> _INFORMATION PROVIDED_
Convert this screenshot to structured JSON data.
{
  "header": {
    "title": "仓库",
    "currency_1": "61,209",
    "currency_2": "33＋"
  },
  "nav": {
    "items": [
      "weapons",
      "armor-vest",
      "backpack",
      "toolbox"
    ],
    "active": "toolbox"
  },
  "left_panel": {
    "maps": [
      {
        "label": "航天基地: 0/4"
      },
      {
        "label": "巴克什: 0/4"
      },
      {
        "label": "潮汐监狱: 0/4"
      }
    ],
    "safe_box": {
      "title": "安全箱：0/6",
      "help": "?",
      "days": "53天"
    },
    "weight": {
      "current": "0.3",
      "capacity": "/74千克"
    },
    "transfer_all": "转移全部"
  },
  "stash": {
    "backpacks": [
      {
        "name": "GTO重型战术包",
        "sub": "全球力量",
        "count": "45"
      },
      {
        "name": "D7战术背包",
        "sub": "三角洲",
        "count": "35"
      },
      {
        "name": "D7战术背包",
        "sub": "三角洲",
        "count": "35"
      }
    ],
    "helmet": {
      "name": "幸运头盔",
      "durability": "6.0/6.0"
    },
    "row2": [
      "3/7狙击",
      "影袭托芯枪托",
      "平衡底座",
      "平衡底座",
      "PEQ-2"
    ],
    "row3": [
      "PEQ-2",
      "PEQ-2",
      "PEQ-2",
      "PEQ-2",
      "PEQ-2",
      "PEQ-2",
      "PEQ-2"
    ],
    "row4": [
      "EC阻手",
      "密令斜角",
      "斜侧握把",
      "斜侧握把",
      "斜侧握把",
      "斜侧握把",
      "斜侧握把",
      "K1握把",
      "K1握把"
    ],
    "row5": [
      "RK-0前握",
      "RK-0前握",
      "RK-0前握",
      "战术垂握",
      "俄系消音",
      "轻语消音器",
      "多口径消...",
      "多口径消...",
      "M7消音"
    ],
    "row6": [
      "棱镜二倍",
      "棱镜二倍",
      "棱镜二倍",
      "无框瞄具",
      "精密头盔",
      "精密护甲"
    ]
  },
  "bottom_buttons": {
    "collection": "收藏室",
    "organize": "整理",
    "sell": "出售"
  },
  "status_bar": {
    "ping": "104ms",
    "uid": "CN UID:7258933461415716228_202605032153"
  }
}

> _THE EXERCISE_
Set down the listing above in full, please, exactly as it appears.

> _EXERCISE OUTPUT_
Convert this screenshot to structured JSON data.
{
  "header": {
    "title": "仓库",
    "currency_1": "61,209",
    "currency_2": "33＋"
  },
  "nav": {
    "items": [
      "weapons",
      "armor-vest",
      "backpack",
      "toolbox"
    ],
    "active": "toolbox"
  },
  "left_panel": {
    "maps": [
      {
        "label": "航天基地: 0/4"
      },
      {
        "label": "巴克什: 0/4"
      },
      {
        "label": "潮汐监狱: 0/4"
      }
    ],
    "safe_box": {
      "title": "安全箱：0/6",
      "help": "?",
      "days": "53天"
    },
    "weight": {
      "current": "0.3",
      "capacity": "/74千克"
    },
    "transfer_all": "转移全部"
  },
  "stash": {
    "backpacks": [
      {
        "name": "GTO重型战术包",
        "sub": "全球力量",
        "count": "45"
      },
      {
        "name": "D7战术背包",
        "sub": "三角洲",
        "count": "35"
      },
      {
        "name": "D7战术背包",
        "sub": "三角洲",
        "count": "35"
      }
    ],
    "helmet": {
      "name": "幸运头盔",
      "durability": "6.0/6.0"
    },
    "row2": [
      "3/7狙击",
      "影袭托芯枪托",
      "平衡底座",
      "平衡底座",
      "PEQ-2"
    ],
    "row3": [
      "PEQ-2",
      "PEQ-2",
      "PEQ-2",
      "PEQ-2",
      "PEQ-2",
      "PEQ-2",
      "PEQ-2"
    ],
    "row4": [
      "EC阻手",
      "密令斜角",
      "斜侧握把",
      "斜侧握把",
      "斜侧握把",
      "斜侧握把",
      "斜侧握把",
      "K1握把",
      "K1握把"
    ],
    "row5": [
      "RK-0前握",
      "RK-0前握",
      "RK-0前握",
      "战术垂握",
      "俄系消音",
      "轻语消音器",
      "多口径消...",
      "多口径消...",
      "M7消音"
    ],
    "row6": [
      "棱镜二倍",
      "棱镜二倍",
      "棱镜二倍",
      "无框瞄具",
      "精密头盔",
      "精密护甲"
    ]
  },
  "bottom_buttons": {
    "collection": "收藏室",
    "organize": "整理",
    "sell": "出售"
  },
  "status_bar": {
    "ping": "104ms",
    "uid": "CN UID:7258933461415716228_202605032153"
  }
}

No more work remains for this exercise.